→ **Task description**:
Transcribe the material word for word, but without the images.

→ **Listing**:
▼

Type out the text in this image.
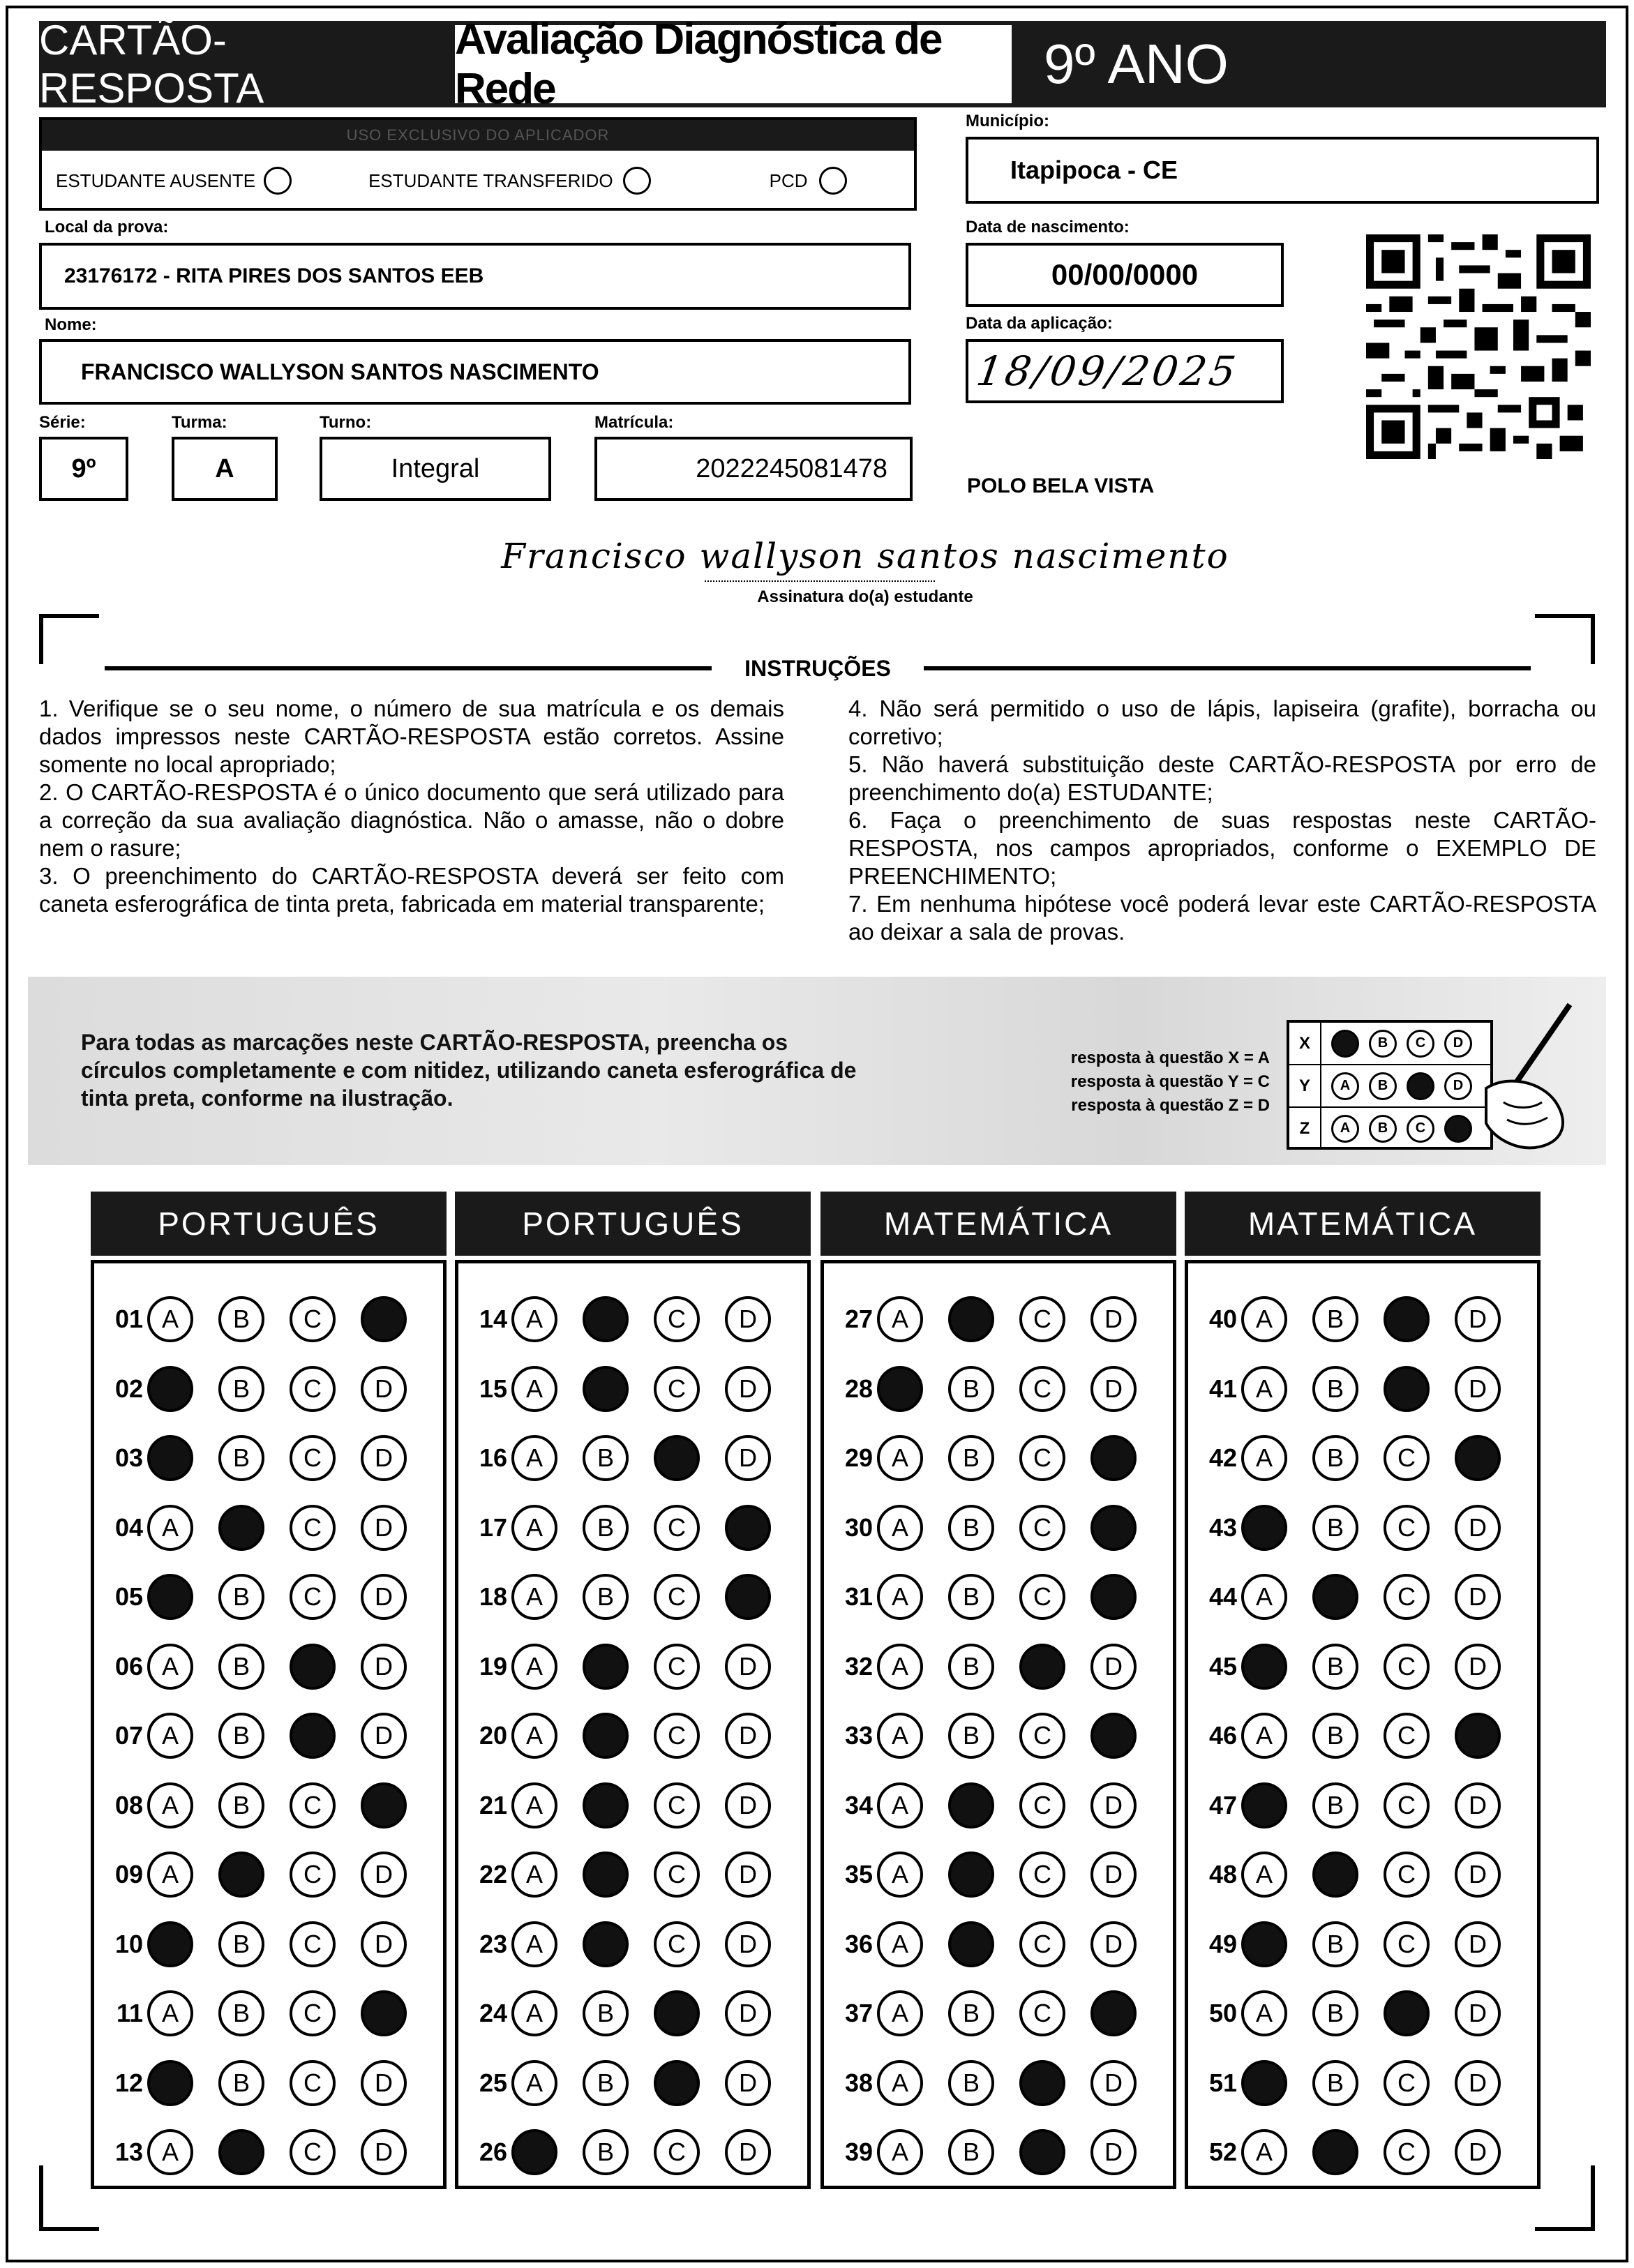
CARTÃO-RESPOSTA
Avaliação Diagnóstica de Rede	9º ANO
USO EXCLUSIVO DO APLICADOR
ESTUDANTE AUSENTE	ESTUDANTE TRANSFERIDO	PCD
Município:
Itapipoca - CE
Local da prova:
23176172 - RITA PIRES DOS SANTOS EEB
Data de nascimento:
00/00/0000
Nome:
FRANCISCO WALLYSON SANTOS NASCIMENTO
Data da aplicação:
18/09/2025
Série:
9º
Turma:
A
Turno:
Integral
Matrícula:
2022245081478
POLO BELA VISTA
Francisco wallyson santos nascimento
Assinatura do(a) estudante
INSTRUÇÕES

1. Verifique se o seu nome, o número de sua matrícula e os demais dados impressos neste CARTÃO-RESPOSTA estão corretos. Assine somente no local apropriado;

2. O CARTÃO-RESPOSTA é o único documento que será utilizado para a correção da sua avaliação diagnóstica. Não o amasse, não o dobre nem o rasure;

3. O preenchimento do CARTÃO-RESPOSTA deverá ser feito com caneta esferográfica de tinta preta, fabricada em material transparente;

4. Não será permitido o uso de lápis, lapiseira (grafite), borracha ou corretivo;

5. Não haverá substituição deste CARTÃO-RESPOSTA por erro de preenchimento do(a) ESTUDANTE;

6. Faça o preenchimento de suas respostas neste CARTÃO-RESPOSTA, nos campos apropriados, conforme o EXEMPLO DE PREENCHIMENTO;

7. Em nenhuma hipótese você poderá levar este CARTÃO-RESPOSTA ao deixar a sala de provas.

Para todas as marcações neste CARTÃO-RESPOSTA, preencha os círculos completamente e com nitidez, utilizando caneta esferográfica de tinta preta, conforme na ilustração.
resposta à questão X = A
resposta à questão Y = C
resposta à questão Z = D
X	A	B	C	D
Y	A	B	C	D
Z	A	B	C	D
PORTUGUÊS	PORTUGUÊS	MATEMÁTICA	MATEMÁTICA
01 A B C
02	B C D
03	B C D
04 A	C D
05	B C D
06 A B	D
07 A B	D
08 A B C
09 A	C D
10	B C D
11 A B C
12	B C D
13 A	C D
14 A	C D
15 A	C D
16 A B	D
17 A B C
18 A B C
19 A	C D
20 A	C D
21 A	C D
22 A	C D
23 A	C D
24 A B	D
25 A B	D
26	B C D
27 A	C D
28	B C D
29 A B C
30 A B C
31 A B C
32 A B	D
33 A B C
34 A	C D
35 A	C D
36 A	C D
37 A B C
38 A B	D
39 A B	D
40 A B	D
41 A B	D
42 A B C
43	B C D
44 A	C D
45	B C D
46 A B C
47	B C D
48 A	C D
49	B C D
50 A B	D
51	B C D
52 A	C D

▲

→ **Expected answer**:
Type out the text in this image.
CARTÃO-RESPOSTA
Avaliação Diagnóstica de Rede	9º ANO
USO EXCLUSIVO DO APLICADOR
ESTUDANTE AUSENTE	ESTUDANTE TRANSFERIDO	PCD
Município:
Itapipoca - CE
Local da prova:
23176172 - RITA PIRES DOS SANTOS EEB
Data de nascimento:
00/00/0000
Nome:
FRANCISCO WALLYSON SANTOS NASCIMENTO
Data da aplicação:
18/09/2025
Série:
9º
Turma:
A
Turno:
Integral
Matrícula:
2022245081478
POLO BELA VISTA
Francisco wallyson santos nascimento
Assinatura do(a) estudante
INSTRUÇÕES

1. Verifique se o seu nome, o número de sua matrícula e os demais dados impressos neste CARTÃO-RESPOSTA estão corretos. Assine somente no local apropriado;

2. O CARTÃO-RESPOSTA é o único documento que será utilizado para a correção da sua avaliação diagnóstica. Não o amasse, não o dobre nem o rasure;

3. O preenchimento do CARTÃO-RESPOSTA deverá ser feito com caneta esferográfica de tinta preta, fabricada em material transparente;

4. Não será permitido o uso de lápis, lapiseira (grafite), borracha ou corretivo;

5. Não haverá substituição deste CARTÃO-RESPOSTA por erro de preenchimento do(a) ESTUDANTE;

6. Faça o preenchimento de suas respostas neste CARTÃO-RESPOSTA, nos campos apropriados, conforme o EXEMPLO DE PREENCHIMENTO;

7. Em nenhuma hipótese você poderá levar este CARTÃO-RESPOSTA ao deixar a sala de provas.

Para todas as marcações neste CARTÃO-RESPOSTA, preencha os círculos completamente e com nitidez, utilizando caneta esferográfica de tinta preta, conforme na ilustração.
resposta à questão X = A
resposta à questão Y = C
resposta à questão Z = D
X	A	B	C	D
Y	A	B	C	D
Z	A	B	C	D
PORTUGUÊS	PORTUGUÊS	MATEMÁTICA	MATEMÁTICA
01 A B C
02	B C D
03	B C D
04 A	C D
05	B C D
06 A B	D
07 A B	D
08 A B C
09 A	C D
10	B C D
11 A B C
12	B C D
13 A	C D
14 A	C D
15 A	C D
16 A B	D
17 A B C
18 A B C
19 A	C D
20 A	C D
21 A	C D
22 A	C D
23 A	C D
24 A B	D
25 A B	D
26	B C D
27 A	C D
28	B C D
29 A B C
30 A B C
31 A B C
32 A B	D
33 A B C
34 A	C D
35 A	C D
36 A	C D
37 A B C
38 A B	D
39 A B	D
40 A B	D
41 A B	D
42 A B C
43	B C D
44 A	C D
45	B C D
46 A B C
47	B C D
48 A	C D
49	B C D
50 A B	D
51	B C D
52 A	C D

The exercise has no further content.